### Aim
Find and return each line containing "this".

== == ==

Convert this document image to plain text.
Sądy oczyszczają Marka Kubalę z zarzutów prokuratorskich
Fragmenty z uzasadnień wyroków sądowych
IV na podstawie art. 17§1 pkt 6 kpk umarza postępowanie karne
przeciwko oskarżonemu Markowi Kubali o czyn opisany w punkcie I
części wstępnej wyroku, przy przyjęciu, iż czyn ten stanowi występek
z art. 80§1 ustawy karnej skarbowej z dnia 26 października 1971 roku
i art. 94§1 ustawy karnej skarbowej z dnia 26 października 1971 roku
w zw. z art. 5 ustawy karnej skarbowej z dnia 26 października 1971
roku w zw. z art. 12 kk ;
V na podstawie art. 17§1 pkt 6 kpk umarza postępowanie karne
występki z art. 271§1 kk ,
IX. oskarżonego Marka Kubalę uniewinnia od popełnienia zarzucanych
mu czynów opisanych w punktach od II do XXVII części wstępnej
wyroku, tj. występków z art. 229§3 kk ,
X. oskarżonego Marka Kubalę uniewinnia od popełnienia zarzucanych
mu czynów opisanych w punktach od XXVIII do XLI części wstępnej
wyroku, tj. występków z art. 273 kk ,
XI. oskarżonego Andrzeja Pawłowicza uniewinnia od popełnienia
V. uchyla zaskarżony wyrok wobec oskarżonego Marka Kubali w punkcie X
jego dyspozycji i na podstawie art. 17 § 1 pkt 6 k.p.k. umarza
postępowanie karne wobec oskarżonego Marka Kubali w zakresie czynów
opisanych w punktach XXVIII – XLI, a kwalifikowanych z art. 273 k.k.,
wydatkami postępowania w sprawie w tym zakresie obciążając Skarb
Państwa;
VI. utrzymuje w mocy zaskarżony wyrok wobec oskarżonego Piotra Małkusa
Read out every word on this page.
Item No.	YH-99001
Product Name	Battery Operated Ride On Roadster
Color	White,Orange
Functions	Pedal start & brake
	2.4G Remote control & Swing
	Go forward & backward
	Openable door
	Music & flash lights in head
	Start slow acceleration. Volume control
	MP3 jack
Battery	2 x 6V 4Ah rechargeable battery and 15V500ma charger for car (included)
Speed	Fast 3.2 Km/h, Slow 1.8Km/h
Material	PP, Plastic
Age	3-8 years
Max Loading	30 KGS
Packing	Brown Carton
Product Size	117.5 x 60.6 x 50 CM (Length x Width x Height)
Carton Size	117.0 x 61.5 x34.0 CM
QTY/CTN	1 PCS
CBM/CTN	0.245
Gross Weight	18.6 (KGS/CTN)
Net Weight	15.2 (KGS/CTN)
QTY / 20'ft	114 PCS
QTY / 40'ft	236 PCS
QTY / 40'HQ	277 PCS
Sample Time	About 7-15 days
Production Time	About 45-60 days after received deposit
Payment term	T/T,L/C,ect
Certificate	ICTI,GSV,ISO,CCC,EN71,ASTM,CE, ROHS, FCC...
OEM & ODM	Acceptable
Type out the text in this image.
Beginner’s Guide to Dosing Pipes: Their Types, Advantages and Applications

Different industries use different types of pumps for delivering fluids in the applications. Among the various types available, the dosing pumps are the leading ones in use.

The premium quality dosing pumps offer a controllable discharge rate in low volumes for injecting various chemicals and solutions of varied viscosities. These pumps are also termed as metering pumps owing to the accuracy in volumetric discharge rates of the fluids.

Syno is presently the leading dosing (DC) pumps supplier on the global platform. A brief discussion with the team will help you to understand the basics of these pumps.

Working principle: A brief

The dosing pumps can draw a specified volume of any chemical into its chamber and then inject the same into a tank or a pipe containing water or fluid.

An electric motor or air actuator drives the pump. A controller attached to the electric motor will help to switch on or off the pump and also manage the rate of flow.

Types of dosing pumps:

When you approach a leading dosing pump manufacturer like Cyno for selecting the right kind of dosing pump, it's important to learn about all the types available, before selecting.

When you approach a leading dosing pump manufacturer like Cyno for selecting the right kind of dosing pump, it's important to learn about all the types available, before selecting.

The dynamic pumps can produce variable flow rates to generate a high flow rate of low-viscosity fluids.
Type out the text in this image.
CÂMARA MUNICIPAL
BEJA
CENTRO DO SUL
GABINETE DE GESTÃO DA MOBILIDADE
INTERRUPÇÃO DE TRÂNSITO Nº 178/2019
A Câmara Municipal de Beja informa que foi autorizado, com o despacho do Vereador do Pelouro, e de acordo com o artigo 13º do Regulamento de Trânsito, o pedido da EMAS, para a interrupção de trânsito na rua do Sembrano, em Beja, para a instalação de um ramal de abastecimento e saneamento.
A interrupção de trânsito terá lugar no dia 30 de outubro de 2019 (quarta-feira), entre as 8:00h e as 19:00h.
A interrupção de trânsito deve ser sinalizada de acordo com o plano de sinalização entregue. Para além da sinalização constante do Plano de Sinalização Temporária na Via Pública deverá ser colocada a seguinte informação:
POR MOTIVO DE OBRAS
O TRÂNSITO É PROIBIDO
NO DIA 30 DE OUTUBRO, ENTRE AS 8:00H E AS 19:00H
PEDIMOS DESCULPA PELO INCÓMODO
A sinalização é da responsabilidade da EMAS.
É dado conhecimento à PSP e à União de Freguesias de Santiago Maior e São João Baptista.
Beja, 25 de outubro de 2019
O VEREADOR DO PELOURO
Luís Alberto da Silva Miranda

== == ==

### Answer below
Convert this document image to plain text.
Read out every word on this page.
Type out the text in this image.
Type out the text in this image.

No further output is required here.